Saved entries
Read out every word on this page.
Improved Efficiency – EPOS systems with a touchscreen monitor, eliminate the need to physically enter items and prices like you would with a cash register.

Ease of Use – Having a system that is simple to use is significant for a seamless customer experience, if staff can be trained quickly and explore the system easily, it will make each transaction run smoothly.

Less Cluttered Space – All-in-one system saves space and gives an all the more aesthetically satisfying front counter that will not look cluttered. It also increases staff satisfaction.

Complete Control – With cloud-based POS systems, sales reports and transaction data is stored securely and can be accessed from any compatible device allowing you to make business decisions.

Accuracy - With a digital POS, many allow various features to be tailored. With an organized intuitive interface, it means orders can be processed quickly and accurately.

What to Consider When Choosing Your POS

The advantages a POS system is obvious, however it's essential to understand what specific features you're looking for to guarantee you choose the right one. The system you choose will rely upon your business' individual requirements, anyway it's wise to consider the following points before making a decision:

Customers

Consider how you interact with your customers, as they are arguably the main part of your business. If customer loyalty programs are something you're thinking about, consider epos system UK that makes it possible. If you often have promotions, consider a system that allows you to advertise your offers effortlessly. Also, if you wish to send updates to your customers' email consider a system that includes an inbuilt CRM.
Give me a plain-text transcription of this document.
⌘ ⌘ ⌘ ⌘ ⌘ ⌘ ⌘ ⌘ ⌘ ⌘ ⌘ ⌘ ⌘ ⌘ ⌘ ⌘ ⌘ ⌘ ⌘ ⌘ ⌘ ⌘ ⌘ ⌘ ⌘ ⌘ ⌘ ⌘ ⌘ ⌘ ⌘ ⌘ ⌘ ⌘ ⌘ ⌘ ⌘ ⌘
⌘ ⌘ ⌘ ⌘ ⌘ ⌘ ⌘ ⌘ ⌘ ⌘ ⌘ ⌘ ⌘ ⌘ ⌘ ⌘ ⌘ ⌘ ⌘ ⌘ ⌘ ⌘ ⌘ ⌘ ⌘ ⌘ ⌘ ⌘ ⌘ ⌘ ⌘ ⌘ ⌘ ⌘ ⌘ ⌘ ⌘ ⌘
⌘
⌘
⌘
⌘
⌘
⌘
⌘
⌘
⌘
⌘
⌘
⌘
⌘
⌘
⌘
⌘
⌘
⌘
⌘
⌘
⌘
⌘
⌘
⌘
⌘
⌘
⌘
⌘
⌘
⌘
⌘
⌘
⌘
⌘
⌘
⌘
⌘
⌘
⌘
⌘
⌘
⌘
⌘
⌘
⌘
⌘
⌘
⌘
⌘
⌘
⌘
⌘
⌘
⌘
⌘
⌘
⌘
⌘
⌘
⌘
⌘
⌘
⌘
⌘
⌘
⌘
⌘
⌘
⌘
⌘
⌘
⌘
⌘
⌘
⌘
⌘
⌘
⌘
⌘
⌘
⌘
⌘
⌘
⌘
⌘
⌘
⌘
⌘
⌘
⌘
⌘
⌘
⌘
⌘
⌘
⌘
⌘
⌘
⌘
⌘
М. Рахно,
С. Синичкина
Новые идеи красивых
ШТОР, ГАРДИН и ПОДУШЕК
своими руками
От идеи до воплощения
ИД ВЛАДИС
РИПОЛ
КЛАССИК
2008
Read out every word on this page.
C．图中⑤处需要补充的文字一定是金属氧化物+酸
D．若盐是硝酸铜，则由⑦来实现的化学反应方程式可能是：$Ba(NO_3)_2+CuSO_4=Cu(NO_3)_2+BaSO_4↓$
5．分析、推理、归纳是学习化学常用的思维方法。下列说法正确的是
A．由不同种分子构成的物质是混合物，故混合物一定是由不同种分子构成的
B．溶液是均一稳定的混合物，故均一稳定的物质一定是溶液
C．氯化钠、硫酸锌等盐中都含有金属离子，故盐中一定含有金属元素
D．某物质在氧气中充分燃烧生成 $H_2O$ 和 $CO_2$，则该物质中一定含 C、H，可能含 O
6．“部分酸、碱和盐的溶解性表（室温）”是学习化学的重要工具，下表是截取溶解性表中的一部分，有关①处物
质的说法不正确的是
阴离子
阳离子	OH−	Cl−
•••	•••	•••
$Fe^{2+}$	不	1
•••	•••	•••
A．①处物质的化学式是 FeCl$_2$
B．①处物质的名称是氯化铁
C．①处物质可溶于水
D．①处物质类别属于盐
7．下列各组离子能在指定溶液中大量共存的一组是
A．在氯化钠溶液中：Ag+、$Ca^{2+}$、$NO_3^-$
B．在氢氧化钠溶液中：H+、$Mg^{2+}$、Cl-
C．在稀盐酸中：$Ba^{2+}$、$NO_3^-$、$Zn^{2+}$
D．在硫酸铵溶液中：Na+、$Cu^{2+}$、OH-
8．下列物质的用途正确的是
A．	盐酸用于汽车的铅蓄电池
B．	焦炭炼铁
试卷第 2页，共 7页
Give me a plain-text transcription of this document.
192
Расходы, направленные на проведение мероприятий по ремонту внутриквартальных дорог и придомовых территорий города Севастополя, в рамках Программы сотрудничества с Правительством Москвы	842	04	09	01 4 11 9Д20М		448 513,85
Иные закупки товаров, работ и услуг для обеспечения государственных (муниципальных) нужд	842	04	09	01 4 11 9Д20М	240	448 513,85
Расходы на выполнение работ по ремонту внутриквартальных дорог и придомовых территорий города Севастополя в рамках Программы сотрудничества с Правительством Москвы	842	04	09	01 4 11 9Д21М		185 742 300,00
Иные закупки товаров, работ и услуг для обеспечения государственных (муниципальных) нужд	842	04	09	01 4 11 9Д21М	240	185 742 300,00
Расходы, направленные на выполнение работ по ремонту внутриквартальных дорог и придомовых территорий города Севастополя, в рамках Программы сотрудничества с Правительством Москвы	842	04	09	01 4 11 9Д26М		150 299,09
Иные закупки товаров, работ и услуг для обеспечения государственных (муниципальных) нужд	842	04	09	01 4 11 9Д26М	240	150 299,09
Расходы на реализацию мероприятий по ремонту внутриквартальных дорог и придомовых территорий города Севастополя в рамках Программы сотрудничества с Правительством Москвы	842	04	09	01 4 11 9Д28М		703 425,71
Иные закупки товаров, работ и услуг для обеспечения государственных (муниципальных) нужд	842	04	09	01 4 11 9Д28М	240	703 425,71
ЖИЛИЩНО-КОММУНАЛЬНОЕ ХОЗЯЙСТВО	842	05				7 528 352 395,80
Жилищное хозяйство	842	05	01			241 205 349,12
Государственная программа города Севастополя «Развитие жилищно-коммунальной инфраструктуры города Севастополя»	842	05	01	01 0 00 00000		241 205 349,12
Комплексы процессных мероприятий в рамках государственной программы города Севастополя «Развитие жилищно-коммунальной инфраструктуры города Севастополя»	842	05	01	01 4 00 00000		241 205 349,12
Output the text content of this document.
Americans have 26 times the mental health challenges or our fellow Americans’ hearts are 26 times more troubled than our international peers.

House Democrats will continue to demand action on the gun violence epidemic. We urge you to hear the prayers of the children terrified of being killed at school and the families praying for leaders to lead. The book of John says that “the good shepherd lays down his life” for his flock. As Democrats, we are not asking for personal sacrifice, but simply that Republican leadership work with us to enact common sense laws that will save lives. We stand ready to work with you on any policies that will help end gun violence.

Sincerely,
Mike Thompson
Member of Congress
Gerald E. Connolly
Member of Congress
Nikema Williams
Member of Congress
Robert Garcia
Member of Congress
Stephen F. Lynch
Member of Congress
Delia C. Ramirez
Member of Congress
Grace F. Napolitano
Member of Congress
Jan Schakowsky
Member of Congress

§ GIVEN TASK
Output the whole listing above again, word for word.

§ EXERCISE RESULT
Read out every word on this page.
Improved Efficiency – EPOS systems with a touchscreen monitor, eliminate the need to physically enter items and prices like you would with a cash register.

Ease of Use – Having a system that is simple to use is significant for a seamless customer experience, if staff can be trained quickly and explore the system easily, it will make each transaction run smoothly.

Less Cluttered Space – All-in-one system saves space and gives an all the more aesthetically satisfying front counter that will not look cluttered. It also increases staff satisfaction.

Complete Control – With cloud-based POS systems, sales reports and transaction data is stored securely and can be accessed from any compatible device allowing you to make business decisions.

Accuracy - With a digital POS, many allow various features to be tailored. With an organized intuitive interface, it means orders can be processed quickly and accurately.

What to Consider When Choosing Your POS

The advantages a POS system is obvious, however it's essential to understand what specific features you're looking for to guarantee you choose the right one. The system you choose will rely upon your business' individual requirements, anyway it's wise to consider the following points before making a decision:

Customers

Consider how you interact with your customers, as they are arguably the main part of your business. If customer loyalty programs are something you're thinking about, consider epos system UK that makes it possible. If you often have promotions, consider a system that allows you to advertise your offers effortlessly. Also, if you wish to send updates to your customers' email consider a system that includes an inbuilt CRM.
Give me a plain-text transcription of this document.
⌘ ⌘ ⌘ ⌘ ⌘ ⌘ ⌘ ⌘ ⌘ ⌘ ⌘ ⌘ ⌘ ⌘ ⌘ ⌘ ⌘ ⌘ ⌘ ⌘ ⌘ ⌘ ⌘ ⌘ ⌘ ⌘ ⌘ ⌘ ⌘ ⌘ ⌘ ⌘ ⌘ ⌘ ⌘ ⌘ ⌘ ⌘
⌘ ⌘ ⌘ ⌘ ⌘ ⌘ ⌘ ⌘ ⌘ ⌘ ⌘ ⌘ ⌘ ⌘ ⌘ ⌘ ⌘ ⌘ ⌘ ⌘ ⌘ ⌘ ⌘ ⌘ ⌘ ⌘ ⌘ ⌘ ⌘ ⌘ ⌘ ⌘ ⌘ ⌘ ⌘ ⌘ ⌘ ⌘
⌘
⌘
⌘
⌘
⌘
⌘
⌘
⌘
⌘
⌘
⌘
⌘
⌘
⌘
⌘
⌘
⌘
⌘
⌘
⌘
⌘
⌘
⌘
⌘
⌘
⌘
⌘
⌘
⌘
⌘
⌘
⌘
⌘
⌘
⌘
⌘
⌘
⌘
⌘
⌘
⌘
⌘
⌘
⌘
⌘
⌘
⌘
⌘
⌘
⌘
⌘
⌘
⌘
⌘
⌘
⌘
⌘
⌘
⌘
⌘
⌘
⌘
⌘
⌘
⌘
⌘
⌘
⌘
⌘
⌘
⌘
⌘
⌘
⌘
⌘
⌘
⌘
⌘
⌘
⌘
⌘
⌘
⌘
⌘
⌘
⌘
⌘
⌘
⌘
⌘
⌘
⌘
⌘
⌘
⌘
⌘
⌘
⌘
⌘
⌘
М. Рахно,
С. Синичкина
Новые идеи красивых
ШТОР, ГАРДИН и ПОДУШЕК
своими руками
От идеи до воплощения
ИД ВЛАДИС
РИПОЛ
КЛАССИК
2008
Read out every word on this page.
C．图中⑤处需要补充的文字一定是金属氧化物+酸
D．若盐是硝酸铜，则由⑦来实现的化学反应方程式可能是：$Ba(NO_3)_2+CuSO_4=Cu(NO_3)_2+BaSO_4↓$
5．分析、推理、归纳是学习化学常用的思维方法。下列说法正确的是
A．由不同种分子构成的物质是混合物，故混合物一定是由不同种分子构成的
B．溶液是均一稳定的混合物，故均一稳定的物质一定是溶液
C．氯化钠、硫酸锌等盐中都含有金属离子，故盐中一定含有金属元素
D．某物质在氧气中充分燃烧生成 $H_2O$ 和 $CO_2$，则该物质中一定含 C、H，可能含 O
6．“部分酸、碱和盐的溶解性表（室温）”是学习化学的重要工具，下表是截取溶解性表中的一部分，有关①处物
质的说法不正确的是
阴离子
阳离子	OH−	Cl−
•••	•••	•••
$Fe^{2+}$	不	1
•••	•••	•••
A．①处物质的化学式是 FeCl$_2$
B．①处物质的名称是氯化铁
C．①处物质可溶于水
D．①处物质类别属于盐
7．下列各组离子能在指定溶液中大量共存的一组是
A．在氯化钠溶液中：Ag+、$Ca^{2+}$、$NO_3^-$
B．在氢氧化钠溶液中：H+、$Mg^{2+}$、Cl-
C．在稀盐酸中：$Ba^{2+}$、$NO_3^-$、$Zn^{2+}$
D．在硫酸铵溶液中：Na+、$Cu^{2+}$、OH-
8．下列物质的用途正确的是
A．	盐酸用于汽车的铅蓄电池
B．	焦炭炼铁
试卷第 2页，共 7页
Give me a plain-text transcription of this document.
192
Расходы, направленные на проведение мероприятий по ремонту внутриквартальных дорог и придомовых территорий города Севастополя, в рамках Программы сотрудничества с Правительством Москвы	842	04	09	01 4 11 9Д20М		448 513,85
Иные закупки товаров, работ и услуг для обеспечения государственных (муниципальных) нужд	842	04	09	01 4 11 9Д20М	240	448 513,85
Расходы на выполнение работ по ремонту внутриквартальных дорог и придомовых территорий города Севастополя в рамках Программы сотрудничества с Правительством Москвы	842	04	09	01 4 11 9Д21М		185 742 300,00
Иные закупки товаров, работ и услуг для обеспечения государственных (муниципальных) нужд	842	04	09	01 4 11 9Д21М	240	185 742 300,00
Расходы, направленные на выполнение работ по ремонту внутриквартальных дорог и придомовых территорий города Севастополя, в рамках Программы сотрудничества с Правительством Москвы	842	04	09	01 4 11 9Д26М		150 299,09
Иные закупки товаров, работ и услуг для обеспечения государственных (муниципальных) нужд	842	04	09	01 4 11 9Д26М	240	150 299,09
Расходы на реализацию мероприятий по ремонту внутриквартальных дорог и придомовых территорий города Севастополя в рамках Программы сотрудничества с Правительством Москвы	842	04	09	01 4 11 9Д28М		703 425,71
Иные закупки товаров, работ и услуг для обеспечения государственных (муниципальных) нужд	842	04	09	01 4 11 9Д28М	240	703 425,71
ЖИЛИЩНО-КОММУНАЛЬНОЕ ХОЗЯЙСТВО	842	05				7 528 352 395,80
Жилищное хозяйство	842	05	01			241 205 349,12
Государственная программа города Севастополя «Развитие жилищно-коммунальной инфраструктуры города Севастополя»	842	05	01	01 0 00 00000		241 205 349,12
Комплексы процессных мероприятий в рамках государственной программы города Севастополя «Развитие жилищно-коммунальной инфраструктуры города Севастополя»	842	05	01	01 4 00 00000		241 205 349,12
Output the text content of this document.
Americans have 26 times the mental health challenges or our fellow Americans’ hearts are 26 times more troubled than our international peers.

House Democrats will continue to demand action on the gun violence epidemic. We urge you to hear the prayers of the children terrified of being killed at school and the families praying for leaders to lead. The book of John says that “the good shepherd lays down his life” for his flock. As Democrats, we are not asking for personal sacrifice, but simply that Republican leadership work with us to enact common sense laws that will save lives. We stand ready to work with you on any policies that will help end gun violence.

Sincerely,
Mike Thompson
Member of Congress
Gerald E. Connolly
Member of Congress
Nikema Williams
Member of Congress
Robert Garcia
Member of Congress
Stephen F. Lynch
Member of Congress
Delia C. Ramirez
Member of Congress
Grace F. Napolitano
Member of Congress
Jan Schakowsky
Member of Congress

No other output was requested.